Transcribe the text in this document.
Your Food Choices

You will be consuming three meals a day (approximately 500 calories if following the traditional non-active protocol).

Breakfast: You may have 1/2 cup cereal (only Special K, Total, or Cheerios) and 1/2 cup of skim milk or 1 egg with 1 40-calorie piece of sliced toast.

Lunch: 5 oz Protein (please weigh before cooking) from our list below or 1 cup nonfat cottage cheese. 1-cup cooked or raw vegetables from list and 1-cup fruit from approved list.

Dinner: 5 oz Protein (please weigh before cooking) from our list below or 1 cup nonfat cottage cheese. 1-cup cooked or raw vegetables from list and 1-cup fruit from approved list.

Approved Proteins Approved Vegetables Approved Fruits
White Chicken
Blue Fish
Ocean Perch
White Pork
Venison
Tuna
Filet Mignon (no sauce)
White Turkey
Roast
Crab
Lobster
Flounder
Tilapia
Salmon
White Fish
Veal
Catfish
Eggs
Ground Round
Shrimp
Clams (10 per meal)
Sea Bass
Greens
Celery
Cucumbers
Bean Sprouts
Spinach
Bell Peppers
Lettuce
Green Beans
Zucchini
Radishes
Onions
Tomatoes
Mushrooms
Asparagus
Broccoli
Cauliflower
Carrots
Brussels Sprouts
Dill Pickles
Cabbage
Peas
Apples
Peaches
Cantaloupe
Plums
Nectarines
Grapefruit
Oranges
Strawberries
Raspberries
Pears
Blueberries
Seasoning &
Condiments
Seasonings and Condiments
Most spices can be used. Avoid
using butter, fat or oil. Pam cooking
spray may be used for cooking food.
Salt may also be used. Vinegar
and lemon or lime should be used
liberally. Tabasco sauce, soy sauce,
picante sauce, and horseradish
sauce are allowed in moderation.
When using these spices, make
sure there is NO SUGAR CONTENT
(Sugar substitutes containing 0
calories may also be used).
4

════════════════

*EXERCISE DESCRIPTION*
Your reply should be every line of the material, transcribed exactly.

*RESULT*
Transcribe the text in this document.
Your Food Choices

You will be consuming three meals a day (approximately 500 calories if following the traditional non-active protocol).

Breakfast: You may have 1/2 cup cereal (only Special K, Total, or Cheerios) and 1/2 cup of skim milk or 1 egg with 1 40-calorie piece of sliced toast.

Lunch: 5 oz Protein (please weigh before cooking) from our list below or 1 cup nonfat cottage cheese. 1-cup cooked or raw vegetables from list and 1-cup fruit from approved list.

Dinner: 5 oz Protein (please weigh before cooking) from our list below or 1 cup nonfat cottage cheese. 1-cup cooked or raw vegetables from list and 1-cup fruit from approved list.

Approved Proteins Approved Vegetables Approved Fruits
White Chicken
Blue Fish
Ocean Perch
White Pork
Venison
Tuna
Filet Mignon (no sauce)
White Turkey
Roast
Crab
Lobster
Flounder
Tilapia
Salmon
White Fish
Veal
Catfish
Eggs
Ground Round
Shrimp
Clams (10 per meal)
Sea Bass
Greens
Celery
Cucumbers
Bean Sprouts
Spinach
Bell Peppers
Lettuce
Green Beans
Zucchini
Radishes
Onions
Tomatoes
Mushrooms
Asparagus
Broccoli
Cauliflower
Carrots
Brussels Sprouts
Dill Pickles
Cabbage
Peas
Apples
Peaches
Cantaloupe
Plums
Nectarines
Grapefruit
Oranges
Strawberries
Raspberries
Pears
Blueberries
Seasoning &
Condiments
Seasonings and Condiments
Most spices can be used. Avoid
using butter, fat or oil. Pam cooking
spray may be used for cooking food.
Salt may also be used. Vinegar
and lemon or lime should be used
liberally. Tabasco sauce, soy sauce,
picante sauce, and horseradish
sauce are allowed in moderation.
When using these spices, make
sure there is NO SUGAR CONTENT
(Sugar substitutes containing 0
calories may also be used).
4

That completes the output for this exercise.